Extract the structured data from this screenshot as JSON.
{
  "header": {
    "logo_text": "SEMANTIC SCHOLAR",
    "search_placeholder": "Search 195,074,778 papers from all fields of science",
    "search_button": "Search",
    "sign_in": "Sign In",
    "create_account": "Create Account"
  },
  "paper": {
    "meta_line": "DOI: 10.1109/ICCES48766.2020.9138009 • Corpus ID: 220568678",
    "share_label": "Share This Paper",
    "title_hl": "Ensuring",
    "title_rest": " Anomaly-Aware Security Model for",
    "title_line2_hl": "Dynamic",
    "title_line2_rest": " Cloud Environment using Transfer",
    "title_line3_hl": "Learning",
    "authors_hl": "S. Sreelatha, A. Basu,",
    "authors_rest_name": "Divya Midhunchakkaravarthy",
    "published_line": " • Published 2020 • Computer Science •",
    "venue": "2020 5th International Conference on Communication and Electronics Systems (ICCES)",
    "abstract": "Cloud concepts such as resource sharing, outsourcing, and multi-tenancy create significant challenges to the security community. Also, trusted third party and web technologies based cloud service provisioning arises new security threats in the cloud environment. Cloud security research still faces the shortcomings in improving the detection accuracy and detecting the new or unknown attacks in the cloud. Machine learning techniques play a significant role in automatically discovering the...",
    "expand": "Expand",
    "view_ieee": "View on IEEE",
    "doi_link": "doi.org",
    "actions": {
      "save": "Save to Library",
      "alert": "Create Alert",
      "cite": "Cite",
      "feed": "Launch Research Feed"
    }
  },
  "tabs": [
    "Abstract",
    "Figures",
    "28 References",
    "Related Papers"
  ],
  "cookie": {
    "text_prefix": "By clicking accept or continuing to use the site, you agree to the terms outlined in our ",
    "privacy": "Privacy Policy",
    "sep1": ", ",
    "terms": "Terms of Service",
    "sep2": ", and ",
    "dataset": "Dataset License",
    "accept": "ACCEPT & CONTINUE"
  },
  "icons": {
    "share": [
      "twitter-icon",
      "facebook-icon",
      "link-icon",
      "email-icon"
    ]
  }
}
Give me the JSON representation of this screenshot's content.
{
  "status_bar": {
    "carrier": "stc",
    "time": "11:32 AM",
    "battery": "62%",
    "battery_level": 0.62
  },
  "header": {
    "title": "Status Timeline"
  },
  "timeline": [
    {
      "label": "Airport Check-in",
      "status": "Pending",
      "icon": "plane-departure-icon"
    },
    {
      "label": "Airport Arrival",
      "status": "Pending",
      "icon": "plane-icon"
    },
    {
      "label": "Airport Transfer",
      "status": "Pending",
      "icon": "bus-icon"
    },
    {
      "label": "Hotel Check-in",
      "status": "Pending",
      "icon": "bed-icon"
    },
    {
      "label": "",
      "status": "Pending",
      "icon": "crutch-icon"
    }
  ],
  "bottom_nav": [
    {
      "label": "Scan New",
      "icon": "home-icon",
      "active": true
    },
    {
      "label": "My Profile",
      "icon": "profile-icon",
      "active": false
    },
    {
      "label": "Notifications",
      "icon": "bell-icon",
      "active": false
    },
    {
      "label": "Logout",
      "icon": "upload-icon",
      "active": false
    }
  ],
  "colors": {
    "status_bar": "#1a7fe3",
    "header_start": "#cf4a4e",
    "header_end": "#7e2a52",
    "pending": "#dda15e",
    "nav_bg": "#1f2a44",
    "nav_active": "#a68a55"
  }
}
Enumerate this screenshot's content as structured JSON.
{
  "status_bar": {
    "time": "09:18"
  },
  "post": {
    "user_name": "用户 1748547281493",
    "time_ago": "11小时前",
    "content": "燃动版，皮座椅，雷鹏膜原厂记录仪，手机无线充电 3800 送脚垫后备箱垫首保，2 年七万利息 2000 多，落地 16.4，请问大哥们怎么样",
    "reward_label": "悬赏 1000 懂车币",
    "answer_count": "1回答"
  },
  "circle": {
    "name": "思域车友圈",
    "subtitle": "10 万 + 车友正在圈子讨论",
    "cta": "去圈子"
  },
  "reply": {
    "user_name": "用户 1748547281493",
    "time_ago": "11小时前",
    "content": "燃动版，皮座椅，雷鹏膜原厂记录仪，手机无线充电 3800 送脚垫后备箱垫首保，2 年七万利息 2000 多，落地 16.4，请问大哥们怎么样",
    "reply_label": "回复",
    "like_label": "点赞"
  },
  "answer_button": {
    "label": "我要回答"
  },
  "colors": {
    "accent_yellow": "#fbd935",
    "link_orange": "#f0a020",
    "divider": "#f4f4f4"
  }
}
▬▬▬▬▬▬
Write down every line of the data exactly as it appears above.

Extract the structured data from this screenshot as JSON.
{
  "header": {
    "logo_text": "SEMANTIC SCHOLAR",
    "search_placeholder": "Search 195,074,778 papers from all fields of science",
    "search_button": "Search",
    "sign_in": "Sign In",
    "create_account": "Create Account"
  },
  "paper": {
    "meta_line": "DOI: 10.1109/ICCES48766.2020.9138009 • Corpus ID: 220568678",
    "share_label": "Share This Paper",
    "title_hl": "Ensuring",
    "title_rest": " Anomaly-Aware Security Model for",
    "title_line2_hl": "Dynamic",
    "title_line2_rest": " Cloud Environment using Transfer",
    "title_line3_hl": "Learning",
    "authors_hl": "S. Sreelatha, A. Basu,",
    "authors_rest_name": "Divya Midhunchakkaravarthy",
    "published_line": " • Published 2020 • Computer Science •",
    "venue": "2020 5th International Conference on Communication and Electronics Systems (ICCES)",
    "abstract": "Cloud concepts such as resource sharing, outsourcing, and multi-tenancy create significant challenges to the security community. Also, trusted third party and web technologies based cloud service provisioning arises new security threats in the cloud environment. Cloud security research still faces the shortcomings in improving the detection accuracy and detecting the new or unknown attacks in the cloud. Machine learning techniques play a significant role in automatically discovering the...",
    "expand": "Expand",
    "view_ieee": "View on IEEE",
    "doi_link": "doi.org",
    "actions": {
      "save": "Save to Library",
      "alert": "Create Alert",
      "cite": "Cite",
      "feed": "Launch Research Feed"
    }
  },
  "tabs": [
    "Abstract",
    "Figures",
    "28 References",
    "Related Papers"
  ],
  "cookie": {
    "text_prefix": "By clicking accept or continuing to use the site, you agree to the terms outlined in our ",
    "privacy": "Privacy Policy",
    "sep1": ", ",
    "terms": "Terms of Service",
    "sep2": ", and ",
    "dataset": "Dataset License",
    "accept": "ACCEPT & CONTINUE"
  },
  "icons": {
    "share": [
      "twitter-icon",
      "facebook-icon",
      "link-icon",
      "email-icon"
    ]
  }
}
Give me the JSON representation of this screenshot's content.
{
  "status_bar": {
    "carrier": "stc",
    "time": "11:32 AM",
    "battery": "62%",
    "battery_level": 0.62
  },
  "header": {
    "title": "Status Timeline"
  },
  "timeline": [
    {
      "label": "Airport Check-in",
      "status": "Pending",
      "icon": "plane-departure-icon"
    },
    {
      "label": "Airport Arrival",
      "status": "Pending",
      "icon": "plane-icon"
    },
    {
      "label": "Airport Transfer",
      "status": "Pending",
      "icon": "bus-icon"
    },
    {
      "label": "Hotel Check-in",
      "status": "Pending",
      "icon": "bed-icon"
    },
    {
      "label": "",
      "status": "Pending",
      "icon": "crutch-icon"
    }
  ],
  "bottom_nav": [
    {
      "label": "Scan New",
      "icon": "home-icon",
      "active": true
    },
    {
      "label": "My Profile",
      "icon": "profile-icon",
      "active": false
    },
    {
      "label": "Notifications",
      "icon": "bell-icon",
      "active": false
    },
    {
      "label": "Logout",
      "icon": "upload-icon",
      "active": false
    }
  ],
  "colors": {
    "status_bar": "#1a7fe3",
    "header_start": "#cf4a4e",
    "header_end": "#7e2a52",
    "pending": "#dda15e",
    "nav_bg": "#1f2a44",
    "nav_active": "#a68a55"
  }
}
Enumerate this screenshot's content as structured JSON.
{
  "status_bar": {
    "time": "09:18"
  },
  "post": {
    "user_name": "用户 1748547281493",
    "time_ago": "11小时前",
    "content": "燃动版，皮座椅，雷鹏膜原厂记录仪，手机无线充电 3800 送脚垫后备箱垫首保，2 年七万利息 2000 多，落地 16.4，请问大哥们怎么样",
    "reward_label": "悬赏 1000 懂车币",
    "answer_count": "1回答"
  },
  "circle": {
    "name": "思域车友圈",
    "subtitle": "10 万 + 车友正在圈子讨论",
    "cta": "去圈子"
  },
  "reply": {
    "user_name": "用户 1748547281493",
    "time_ago": "11小时前",
    "content": "燃动版，皮座椅，雷鹏膜原厂记录仪，手机无线充电 3800 送脚垫后备箱垫首保，2 年七万利息 2000 多，落地 16.4，请问大哥们怎么样",
    "reply_label": "回复",
    "like_label": "点赞"
  },
  "answer_button": {
    "label": "我要回答"
  },
  "colors": {
    "accent_yellow": "#fbd935",
    "link_orange": "#f0a020",
    "divider": "#f4f4f4"
  }
}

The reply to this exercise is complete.